**What the task requires**. Retype the material in full, keeping every word the same.

(Collected data entries)
────

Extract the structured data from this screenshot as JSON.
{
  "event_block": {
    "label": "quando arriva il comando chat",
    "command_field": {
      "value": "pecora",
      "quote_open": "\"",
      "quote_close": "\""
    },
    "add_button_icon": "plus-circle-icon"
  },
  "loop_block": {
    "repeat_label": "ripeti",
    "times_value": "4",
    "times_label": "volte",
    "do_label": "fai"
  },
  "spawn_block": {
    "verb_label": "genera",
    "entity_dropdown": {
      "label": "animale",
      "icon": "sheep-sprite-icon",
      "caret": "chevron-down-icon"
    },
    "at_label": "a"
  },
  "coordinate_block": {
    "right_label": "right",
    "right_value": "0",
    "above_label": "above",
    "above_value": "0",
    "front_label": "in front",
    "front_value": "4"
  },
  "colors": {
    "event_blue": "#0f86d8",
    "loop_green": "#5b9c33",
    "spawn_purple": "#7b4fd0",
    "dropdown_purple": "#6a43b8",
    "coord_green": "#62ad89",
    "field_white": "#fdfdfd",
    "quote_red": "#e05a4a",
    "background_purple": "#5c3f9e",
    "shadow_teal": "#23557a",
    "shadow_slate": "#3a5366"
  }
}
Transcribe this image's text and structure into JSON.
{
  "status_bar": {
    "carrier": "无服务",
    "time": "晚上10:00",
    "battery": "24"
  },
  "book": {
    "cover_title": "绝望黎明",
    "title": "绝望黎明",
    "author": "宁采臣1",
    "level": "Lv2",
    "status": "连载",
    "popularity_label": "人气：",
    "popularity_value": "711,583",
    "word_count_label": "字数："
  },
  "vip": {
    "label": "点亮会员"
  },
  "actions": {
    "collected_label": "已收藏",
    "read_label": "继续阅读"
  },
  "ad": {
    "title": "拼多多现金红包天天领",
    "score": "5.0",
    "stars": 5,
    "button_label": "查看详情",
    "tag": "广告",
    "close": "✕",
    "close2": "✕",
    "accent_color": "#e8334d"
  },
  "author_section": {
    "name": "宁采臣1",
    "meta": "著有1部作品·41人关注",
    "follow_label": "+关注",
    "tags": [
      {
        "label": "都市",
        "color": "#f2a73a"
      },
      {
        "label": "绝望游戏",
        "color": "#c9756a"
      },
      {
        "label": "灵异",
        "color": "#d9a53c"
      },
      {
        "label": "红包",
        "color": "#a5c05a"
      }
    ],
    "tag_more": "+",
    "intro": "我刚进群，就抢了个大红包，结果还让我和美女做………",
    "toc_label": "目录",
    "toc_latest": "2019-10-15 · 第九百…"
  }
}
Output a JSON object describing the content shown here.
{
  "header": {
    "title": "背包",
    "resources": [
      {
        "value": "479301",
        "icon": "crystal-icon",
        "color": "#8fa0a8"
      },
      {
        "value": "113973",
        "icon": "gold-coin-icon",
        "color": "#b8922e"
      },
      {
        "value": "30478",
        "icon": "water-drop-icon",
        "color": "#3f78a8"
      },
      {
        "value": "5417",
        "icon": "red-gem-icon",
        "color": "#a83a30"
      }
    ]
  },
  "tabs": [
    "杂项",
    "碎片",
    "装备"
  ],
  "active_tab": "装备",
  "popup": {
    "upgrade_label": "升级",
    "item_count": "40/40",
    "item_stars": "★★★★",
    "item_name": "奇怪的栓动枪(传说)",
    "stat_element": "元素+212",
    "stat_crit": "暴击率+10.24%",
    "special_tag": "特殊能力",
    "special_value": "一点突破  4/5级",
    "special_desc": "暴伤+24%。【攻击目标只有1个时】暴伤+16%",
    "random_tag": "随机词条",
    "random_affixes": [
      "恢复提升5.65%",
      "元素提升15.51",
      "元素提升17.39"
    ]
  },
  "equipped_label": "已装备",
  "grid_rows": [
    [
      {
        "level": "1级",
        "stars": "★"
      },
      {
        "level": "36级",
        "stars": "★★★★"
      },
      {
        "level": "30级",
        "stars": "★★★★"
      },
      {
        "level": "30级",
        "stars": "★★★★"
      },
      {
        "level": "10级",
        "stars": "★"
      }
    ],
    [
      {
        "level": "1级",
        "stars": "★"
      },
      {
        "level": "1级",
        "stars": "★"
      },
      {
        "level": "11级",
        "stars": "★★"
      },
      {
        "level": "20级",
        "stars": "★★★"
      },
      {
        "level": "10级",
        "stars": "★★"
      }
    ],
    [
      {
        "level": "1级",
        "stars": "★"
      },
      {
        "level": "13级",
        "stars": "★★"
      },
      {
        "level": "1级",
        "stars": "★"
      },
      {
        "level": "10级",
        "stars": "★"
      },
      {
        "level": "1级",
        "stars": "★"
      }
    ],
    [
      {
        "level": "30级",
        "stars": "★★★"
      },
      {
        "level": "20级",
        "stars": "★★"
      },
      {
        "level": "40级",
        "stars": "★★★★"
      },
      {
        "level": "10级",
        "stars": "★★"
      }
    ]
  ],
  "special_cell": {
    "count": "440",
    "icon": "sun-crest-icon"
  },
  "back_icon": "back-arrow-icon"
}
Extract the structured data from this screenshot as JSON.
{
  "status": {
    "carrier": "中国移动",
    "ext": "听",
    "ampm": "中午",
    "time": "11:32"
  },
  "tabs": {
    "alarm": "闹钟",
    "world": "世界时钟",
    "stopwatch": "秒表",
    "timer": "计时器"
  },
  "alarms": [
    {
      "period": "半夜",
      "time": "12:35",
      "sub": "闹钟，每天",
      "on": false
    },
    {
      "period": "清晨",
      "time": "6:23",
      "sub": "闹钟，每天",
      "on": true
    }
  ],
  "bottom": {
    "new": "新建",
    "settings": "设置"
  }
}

────

**Solution to the exercise**.
Extract the structured data from this screenshot as JSON.
{
  "event_block": {
    "label": "quando arriva il comando chat",
    "command_field": {
      "value": "pecora",
      "quote_open": "\"",
      "quote_close": "\""
    },
    "add_button_icon": "plus-circle-icon"
  },
  "loop_block": {
    "repeat_label": "ripeti",
    "times_value": "4",
    "times_label": "volte",
    "do_label": "fai"
  },
  "spawn_block": {
    "verb_label": "genera",
    "entity_dropdown": {
      "label": "animale",
      "icon": "sheep-sprite-icon",
      "caret": "chevron-down-icon"
    },
    "at_label": "a"
  },
  "coordinate_block": {
    "right_label": "right",
    "right_value": "0",
    "above_label": "above",
    "above_value": "0",
    "front_label": "in front",
    "front_value": "4"
  },
  "colors": {
    "event_blue": "#0f86d8",
    "loop_green": "#5b9c33",
    "spawn_purple": "#7b4fd0",
    "dropdown_purple": "#6a43b8",
    "coord_green": "#62ad89",
    "field_white": "#fdfdfd",
    "quote_red": "#e05a4a",
    "background_purple": "#5c3f9e",
    "shadow_teal": "#23557a",
    "shadow_slate": "#3a5366"
  }
}
Transcribe this image's text and structure into JSON.
{
  "status_bar": {
    "carrier": "无服务",
    "time": "晚上10:00",
    "battery": "24"
  },
  "book": {
    "cover_title": "绝望黎明",
    "title": "绝望黎明",
    "author": "宁采臣1",
    "level": "Lv2",
    "status": "连载",
    "popularity_label": "人气：",
    "popularity_value": "711,583",
    "word_count_label": "字数："
  },
  "vip": {
    "label": "点亮会员"
  },
  "actions": {
    "collected_label": "已收藏",
    "read_label": "继续阅读"
  },
  "ad": {
    "title": "拼多多现金红包天天领",
    "score": "5.0",
    "stars": 5,
    "button_label": "查看详情",
    "tag": "广告",
    "close": "✕",
    "close2": "✕",
    "accent_color": "#e8334d"
  },
  "author_section": {
    "name": "宁采臣1",
    "meta": "著有1部作品·41人关注",
    "follow_label": "+关注",
    "tags": [
      {
        "label": "都市",
        "color": "#f2a73a"
      },
      {
        "label": "绝望游戏",
        "color": "#c9756a"
      },
      {
        "label": "灵异",
        "color": "#d9a53c"
      },
      {
        "label": "红包",
        "color": "#a5c05a"
      }
    ],
    "tag_more": "+",
    "intro": "我刚进群，就抢了个大红包，结果还让我和美女做………",
    "toc_label": "目录",
    "toc_latest": "2019-10-15 · 第九百…"
  }
}
Output a JSON object describing the content shown here.
{
  "header": {
    "title": "背包",
    "resources": [
      {
        "value": "479301",
        "icon": "crystal-icon",
        "color": "#8fa0a8"
      },
      {
        "value": "113973",
        "icon": "gold-coin-icon",
        "color": "#b8922e"
      },
      {
        "value": "30478",
        "icon": "water-drop-icon",
        "color": "#3f78a8"
      },
      {
        "value": "5417",
        "icon": "red-gem-icon",
        "color": "#a83a30"
      }
    ]
  },
  "tabs": [
    "杂项",
    "碎片",
    "装备"
  ],
  "active_tab": "装备",
  "popup": {
    "upgrade_label": "升级",
    "item_count": "40/40",
    "item_stars": "★★★★",
    "item_name": "奇怪的栓动枪(传说)",
    "stat_element": "元素+212",
    "stat_crit": "暴击率+10.24%",
    "special_tag": "特殊能力",
    "special_value": "一点突破  4/5级",
    "special_desc": "暴伤+24%。【攻击目标只有1个时】暴伤+16%",
    "random_tag": "随机词条",
    "random_affixes": [
      "恢复提升5.65%",
      "元素提升15.51",
      "元素提升17.39"
    ]
  },
  "equipped_label": "已装备",
  "grid_rows": [
    [
      {
        "level": "1级",
        "stars": "★"
      },
      {
        "level": "36级",
        "stars": "★★★★"
      },
      {
        "level": "30级",
        "stars": "★★★★"
      },
      {
        "level": "30级",
        "stars": "★★★★"
      },
      {
        "level": "10级",
        "stars": "★"
      }
    ],
    [
      {
        "level": "1级",
        "stars": "★"
      },
      {
        "level": "1级",
        "stars": "★"
      },
      {
        "level": "11级",
        "stars": "★★"
      },
      {
        "level": "20级",
        "stars": "★★★"
      },
      {
        "level": "10级",
        "stars": "★★"
      }
    ],
    [
      {
        "level": "1级",
        "stars": "★"
      },
      {
        "level": "13级",
        "stars": "★★"
      },
      {
        "level": "1级",
        "stars": "★"
      },
      {
        "level": "10级",
        "stars": "★"
      },
      {
        "level": "1级",
        "stars": "★"
      }
    ],
    [
      {
        "level": "30级",
        "stars": "★★★"
      },
      {
        "level": "20级",
        "stars": "★★"
      },
      {
        "level": "40级",
        "stars": "★★★★"
      },
      {
        "level": "10级",
        "stars": "★★"
      }
    ]
  ],
  "special_cell": {
    "count": "440",
    "icon": "sun-crest-icon"
  },
  "back_icon": "back-arrow-icon"
}
Extract the structured data from this screenshot as JSON.
{
  "status": {
    "carrier": "中国移动",
    "ext": "听",
    "ampm": "中午",
    "time": "11:32"
  },
  "tabs": {
    "alarm": "闹钟",
    "world": "世界时钟",
    "stopwatch": "秒表",
    "timer": "计时器"
  },
  "alarms": [
    {
      "period": "半夜",
      "time": "12:35",
      "sub": "闹钟，每天",
      "on": false
    },
    {
      "period": "清晨",
      "time": "6:23",
      "sub": "闹钟，每天",
      "on": true
    }
  ],
  "bottom": {
    "new": "新建",
    "settings": "设置"
  }
}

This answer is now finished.